:: Exercise instructions ::
Below is some material; transcribe all of it exactly.

:: Data provided ::
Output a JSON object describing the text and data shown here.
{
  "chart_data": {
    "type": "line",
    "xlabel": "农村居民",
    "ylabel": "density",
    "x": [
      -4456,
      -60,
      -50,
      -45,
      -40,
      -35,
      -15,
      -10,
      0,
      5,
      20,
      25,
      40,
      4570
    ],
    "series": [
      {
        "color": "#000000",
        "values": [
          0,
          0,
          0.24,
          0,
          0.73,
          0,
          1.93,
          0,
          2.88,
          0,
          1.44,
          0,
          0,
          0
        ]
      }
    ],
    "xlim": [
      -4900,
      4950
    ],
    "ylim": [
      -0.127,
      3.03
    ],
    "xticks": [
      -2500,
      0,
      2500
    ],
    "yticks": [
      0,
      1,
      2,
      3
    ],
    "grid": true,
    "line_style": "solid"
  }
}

:: Answer ::
Output a JSON object describing the text and data shown here.
{
  "chart_data": {
    "type": "line",
    "xlabel": "农村居民",
    "ylabel": "density",
    "x": [
      -4456,
      -60,
      -50,
      -45,
      -40,
      -35,
      -15,
      -10,
      0,
      5,
      20,
      25,
      40,
      4570
    ],
    "series": [
      {
        "color": "#000000",
        "values": [
          0,
          0,
          0.24,
          0,
          0.73,
          0,
          1.93,
          0,
          2.88,
          0,
          1.44,
          0,
          0,
          0
        ]
      }
    ],
    "xlim": [
      -4900,
      4950
    ],
    "ylim": [
      -0.127,
      3.03
    ],
    "xticks": [
      -2500,
      0,
      2500
    ],
    "yticks": [
      0,
      1,
      2,
      3
    ],
    "grid": true,
    "line_style": "solid"
  }
}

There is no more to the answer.